**** Data entries ****

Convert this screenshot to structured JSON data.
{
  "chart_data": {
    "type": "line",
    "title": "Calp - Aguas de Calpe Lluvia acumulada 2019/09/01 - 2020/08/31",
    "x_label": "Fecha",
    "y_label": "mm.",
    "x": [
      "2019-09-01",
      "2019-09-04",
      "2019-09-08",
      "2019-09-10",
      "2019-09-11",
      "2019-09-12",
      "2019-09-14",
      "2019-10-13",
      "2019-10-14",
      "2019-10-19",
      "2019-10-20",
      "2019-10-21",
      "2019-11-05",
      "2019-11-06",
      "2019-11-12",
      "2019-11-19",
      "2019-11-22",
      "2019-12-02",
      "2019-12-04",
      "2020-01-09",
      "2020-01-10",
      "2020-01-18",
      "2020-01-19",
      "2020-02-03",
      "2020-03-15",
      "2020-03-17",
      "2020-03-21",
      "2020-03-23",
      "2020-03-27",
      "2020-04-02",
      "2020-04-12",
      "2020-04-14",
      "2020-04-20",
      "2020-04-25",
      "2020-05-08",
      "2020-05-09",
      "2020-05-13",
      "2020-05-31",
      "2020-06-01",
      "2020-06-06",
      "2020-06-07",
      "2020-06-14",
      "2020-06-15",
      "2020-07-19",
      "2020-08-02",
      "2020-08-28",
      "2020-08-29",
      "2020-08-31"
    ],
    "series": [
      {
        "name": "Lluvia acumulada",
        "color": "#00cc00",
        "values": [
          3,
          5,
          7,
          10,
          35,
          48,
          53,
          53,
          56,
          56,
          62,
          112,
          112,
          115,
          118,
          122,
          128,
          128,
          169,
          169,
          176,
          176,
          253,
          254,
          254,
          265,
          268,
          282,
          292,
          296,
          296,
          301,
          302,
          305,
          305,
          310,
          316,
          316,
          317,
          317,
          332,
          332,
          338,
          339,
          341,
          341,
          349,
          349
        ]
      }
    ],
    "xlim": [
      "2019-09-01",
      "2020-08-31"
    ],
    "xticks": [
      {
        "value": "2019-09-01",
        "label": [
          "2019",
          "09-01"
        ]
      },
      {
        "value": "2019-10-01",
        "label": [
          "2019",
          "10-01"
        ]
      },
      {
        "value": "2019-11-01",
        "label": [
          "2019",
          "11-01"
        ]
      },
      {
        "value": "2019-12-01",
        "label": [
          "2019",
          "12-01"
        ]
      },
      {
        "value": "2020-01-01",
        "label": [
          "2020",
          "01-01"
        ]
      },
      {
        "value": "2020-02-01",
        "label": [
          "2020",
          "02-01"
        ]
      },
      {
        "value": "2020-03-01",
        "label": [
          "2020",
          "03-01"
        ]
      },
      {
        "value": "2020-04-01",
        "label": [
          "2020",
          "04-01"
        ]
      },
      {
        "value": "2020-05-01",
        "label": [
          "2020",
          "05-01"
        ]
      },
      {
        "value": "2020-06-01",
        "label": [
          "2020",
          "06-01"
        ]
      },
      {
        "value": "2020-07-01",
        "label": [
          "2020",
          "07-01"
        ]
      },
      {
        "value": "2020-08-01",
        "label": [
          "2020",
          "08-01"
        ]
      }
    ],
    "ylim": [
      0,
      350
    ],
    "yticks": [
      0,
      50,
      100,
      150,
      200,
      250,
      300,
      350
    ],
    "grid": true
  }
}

****

## Exercise
Word for word, extract all the records.

## Full response
Convert this screenshot to structured JSON data.
{
  "chart_data": {
    "type": "line",
    "title": "Calp - Aguas de Calpe Lluvia acumulada 2019/09/01 - 2020/08/31",
    "x_label": "Fecha",
    "y_label": "mm.",
    "x": [
      "2019-09-01",
      "2019-09-04",
      "2019-09-08",
      "2019-09-10",
      "2019-09-11",
      "2019-09-12",
      "2019-09-14",
      "2019-10-13",
      "2019-10-14",
      "2019-10-19",
      "2019-10-20",
      "2019-10-21",
      "2019-11-05",
      "2019-11-06",
      "2019-11-12",
      "2019-11-19",
      "2019-11-22",
      "2019-12-02",
      "2019-12-04",
      "2020-01-09",
      "2020-01-10",
      "2020-01-18",
      "2020-01-19",
      "2020-02-03",
      "2020-03-15",
      "2020-03-17",
      "2020-03-21",
      "2020-03-23",
      "2020-03-27",
      "2020-04-02",
      "2020-04-12",
      "2020-04-14",
      "2020-04-20",
      "2020-04-25",
      "2020-05-08",
      "2020-05-09",
      "2020-05-13",
      "2020-05-31",
      "2020-06-01",
      "2020-06-06",
      "2020-06-07",
      "2020-06-14",
      "2020-06-15",
      "2020-07-19",
      "2020-08-02",
      "2020-08-28",
      "2020-08-29",
      "2020-08-31"
    ],
    "series": [
      {
        "name": "Lluvia acumulada",
        "color": "#00cc00",
        "values": [
          3,
          5,
          7,
          10,
          35,
          48,
          53,
          53,
          56,
          56,
          62,
          112,
          112,
          115,
          118,
          122,
          128,
          128,
          169,
          169,
          176,
          176,
          253,
          254,
          254,
          265,
          268,
          282,
          292,
          296,
          296,
          301,
          302,
          305,
          305,
          310,
          316,
          316,
          317,
          317,
          332,
          332,
          338,
          339,
          341,
          341,
          349,
          349
        ]
      }
    ],
    "xlim": [
      "2019-09-01",
      "2020-08-31"
    ],
    "xticks": [
      {
        "value": "2019-09-01",
        "label": [
          "2019",
          "09-01"
        ]
      },
      {
        "value": "2019-10-01",
        "label": [
          "2019",
          "10-01"
        ]
      },
      {
        "value": "2019-11-01",
        "label": [
          "2019",
          "11-01"
        ]
      },
      {
        "value": "2019-12-01",
        "label": [
          "2019",
          "12-01"
        ]
      },
      {
        "value": "2020-01-01",
        "label": [
          "2020",
          "01-01"
        ]
      },
      {
        "value": "2020-02-01",
        "label": [
          "2020",
          "02-01"
        ]
      },
      {
        "value": "2020-03-01",
        "label": [
          "2020",
          "03-01"
        ]
      },
      {
        "value": "2020-04-01",
        "label": [
          "2020",
          "04-01"
        ]
      },
      {
        "value": "2020-05-01",
        "label": [
          "2020",
          "05-01"
        ]
      },
      {
        "value": "2020-06-01",
        "label": [
          "2020",
          "06-01"
        ]
      },
      {
        "value": "2020-07-01",
        "label": [
          "2020",
          "07-01"
        ]
      },
      {
        "value": "2020-08-01",
        "label": [
          "2020",
          "08-01"
        ]
      }
    ],
    "ylim": [
      0,
      350
    ],
    "yticks": [
      0,
      50,
      100,
      150,
      200,
      250,
      300,
      350
    ],
    "grid": true
  }
}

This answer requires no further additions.